(Source data)
+---+

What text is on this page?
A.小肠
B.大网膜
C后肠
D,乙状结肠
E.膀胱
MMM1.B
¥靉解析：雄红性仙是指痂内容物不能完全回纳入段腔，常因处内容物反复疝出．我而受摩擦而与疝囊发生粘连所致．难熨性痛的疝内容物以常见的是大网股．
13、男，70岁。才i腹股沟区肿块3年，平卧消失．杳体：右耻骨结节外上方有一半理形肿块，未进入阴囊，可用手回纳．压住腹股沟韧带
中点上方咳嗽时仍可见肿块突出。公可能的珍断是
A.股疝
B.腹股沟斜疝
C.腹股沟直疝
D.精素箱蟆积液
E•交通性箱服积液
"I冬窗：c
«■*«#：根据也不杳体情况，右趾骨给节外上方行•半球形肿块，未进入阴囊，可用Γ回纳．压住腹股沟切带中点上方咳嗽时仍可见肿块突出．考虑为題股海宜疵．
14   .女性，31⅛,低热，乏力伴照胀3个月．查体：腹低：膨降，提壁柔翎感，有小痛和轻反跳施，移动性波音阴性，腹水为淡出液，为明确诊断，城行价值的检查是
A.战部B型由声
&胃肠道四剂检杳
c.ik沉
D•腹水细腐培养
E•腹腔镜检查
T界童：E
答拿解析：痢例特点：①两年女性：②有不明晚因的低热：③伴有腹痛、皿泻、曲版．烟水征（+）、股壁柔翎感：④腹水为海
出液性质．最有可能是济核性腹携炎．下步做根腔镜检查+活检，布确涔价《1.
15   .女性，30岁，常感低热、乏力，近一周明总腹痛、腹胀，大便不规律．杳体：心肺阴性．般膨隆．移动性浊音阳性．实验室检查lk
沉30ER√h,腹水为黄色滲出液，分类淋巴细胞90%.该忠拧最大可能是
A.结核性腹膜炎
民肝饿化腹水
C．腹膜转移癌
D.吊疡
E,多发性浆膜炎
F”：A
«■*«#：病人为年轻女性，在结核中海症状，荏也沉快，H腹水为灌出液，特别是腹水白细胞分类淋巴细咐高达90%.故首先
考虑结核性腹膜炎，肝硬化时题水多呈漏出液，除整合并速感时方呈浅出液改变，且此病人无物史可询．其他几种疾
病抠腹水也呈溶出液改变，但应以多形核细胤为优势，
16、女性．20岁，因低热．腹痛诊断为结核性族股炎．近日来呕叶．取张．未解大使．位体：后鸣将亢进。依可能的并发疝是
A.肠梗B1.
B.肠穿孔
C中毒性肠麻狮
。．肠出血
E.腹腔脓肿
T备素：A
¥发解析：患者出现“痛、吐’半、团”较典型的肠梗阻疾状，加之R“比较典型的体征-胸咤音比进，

+---+

**INSTRUCTION**
From the records above, pick out and copy each line holding the word "未进入阴囊".

**FINISHED ANSWER**
13、男，70岁。才i腹股沟区肿块3年，平卧消失．杳体：右耻骨结节外上方有一半理形肿块，未进入阴囊，可用手回纳．压住腹股沟韧带
«■*«#：根据也不杳体情况，右趾骨给节外上方行•半球形肿块，未进入阴囊，可用Γ回纳．压住腹股沟切带中点上方咳嗽时仍可见肿块突出．考虑为題股海宜疵．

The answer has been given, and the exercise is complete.